Goal:
Every entry must be copied word for word.

Data for the task:
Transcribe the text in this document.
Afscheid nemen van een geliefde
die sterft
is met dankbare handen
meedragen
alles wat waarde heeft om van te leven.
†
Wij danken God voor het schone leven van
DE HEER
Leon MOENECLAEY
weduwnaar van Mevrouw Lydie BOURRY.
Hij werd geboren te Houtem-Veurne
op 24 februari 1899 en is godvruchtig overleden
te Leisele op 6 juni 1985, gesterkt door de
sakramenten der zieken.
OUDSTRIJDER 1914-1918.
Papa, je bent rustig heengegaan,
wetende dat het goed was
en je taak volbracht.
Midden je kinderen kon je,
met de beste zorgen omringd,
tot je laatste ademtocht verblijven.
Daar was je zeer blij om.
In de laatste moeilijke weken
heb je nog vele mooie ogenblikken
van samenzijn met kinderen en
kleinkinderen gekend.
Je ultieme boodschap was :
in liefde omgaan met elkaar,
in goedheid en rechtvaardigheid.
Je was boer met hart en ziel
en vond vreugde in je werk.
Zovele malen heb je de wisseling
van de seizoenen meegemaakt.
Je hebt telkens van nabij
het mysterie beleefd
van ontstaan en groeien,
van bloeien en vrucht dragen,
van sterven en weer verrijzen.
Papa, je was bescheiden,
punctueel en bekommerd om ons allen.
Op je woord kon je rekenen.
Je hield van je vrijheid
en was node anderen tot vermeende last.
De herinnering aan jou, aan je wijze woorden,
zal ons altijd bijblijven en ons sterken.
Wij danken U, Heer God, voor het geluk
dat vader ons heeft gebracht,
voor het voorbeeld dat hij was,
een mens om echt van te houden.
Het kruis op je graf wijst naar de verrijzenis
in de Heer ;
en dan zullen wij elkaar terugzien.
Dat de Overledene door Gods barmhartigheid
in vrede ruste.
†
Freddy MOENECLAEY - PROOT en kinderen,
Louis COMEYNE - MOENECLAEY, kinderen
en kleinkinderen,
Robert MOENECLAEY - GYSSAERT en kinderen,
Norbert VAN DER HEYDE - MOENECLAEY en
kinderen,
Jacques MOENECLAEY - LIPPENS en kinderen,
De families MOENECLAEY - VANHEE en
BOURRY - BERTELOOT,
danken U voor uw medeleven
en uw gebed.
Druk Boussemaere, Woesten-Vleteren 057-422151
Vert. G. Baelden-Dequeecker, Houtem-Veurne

Finished answer:
Transcribe the text in this document.
Afscheid nemen van een geliefde
die sterft
is met dankbare handen
meedragen
alles wat waarde heeft om van te leven.
†
Wij danken God voor het schone leven van
DE HEER
Leon MOENECLAEY
weduwnaar van Mevrouw Lydie BOURRY.
Hij werd geboren te Houtem-Veurne
op 24 februari 1899 en is godvruchtig overleden
te Leisele op 6 juni 1985, gesterkt door de
sakramenten der zieken.
OUDSTRIJDER 1914-1918.
Papa, je bent rustig heengegaan,
wetende dat het goed was
en je taak volbracht.
Midden je kinderen kon je,
met de beste zorgen omringd,
tot je laatste ademtocht verblijven.
Daar was je zeer blij om.
In de laatste moeilijke weken
heb je nog vele mooie ogenblikken
van samenzijn met kinderen en
kleinkinderen gekend.
Je ultieme boodschap was :
in liefde omgaan met elkaar,
in goedheid en rechtvaardigheid.
Je was boer met hart en ziel
en vond vreugde in je werk.
Zovele malen heb je de wisseling
van de seizoenen meegemaakt.
Je hebt telkens van nabij
het mysterie beleefd
van ontstaan en groeien,
van bloeien en vrucht dragen,
van sterven en weer verrijzen.
Papa, je was bescheiden,
punctueel en bekommerd om ons allen.
Op je woord kon je rekenen.
Je hield van je vrijheid
en was node anderen tot vermeende last.
De herinnering aan jou, aan je wijze woorden,
zal ons altijd bijblijven en ons sterken.
Wij danken U, Heer God, voor het geluk
dat vader ons heeft gebracht,
voor het voorbeeld dat hij was,
een mens om echt van te houden.
Het kruis op je graf wijst naar de verrijzenis
in de Heer ;
en dan zullen wij elkaar terugzien.
Dat de Overledene door Gods barmhartigheid
in vrede ruste.
†
Freddy MOENECLAEY - PROOT en kinderen,
Louis COMEYNE - MOENECLAEY, kinderen
en kleinkinderen,
Robert MOENECLAEY - GYSSAERT en kinderen,
Norbert VAN DER HEYDE - MOENECLAEY en
kinderen,
Jacques MOENECLAEY - LIPPENS en kinderen,
De families MOENECLAEY - VANHEE en
BOURRY - BERTELOOT,
danken U voor uw medeleven
en uw gebed.
Druk Boussemaere, Woesten-Vleteren 057-422151
Vert. G. Baelden-Dequeecker, Houtem-Veurne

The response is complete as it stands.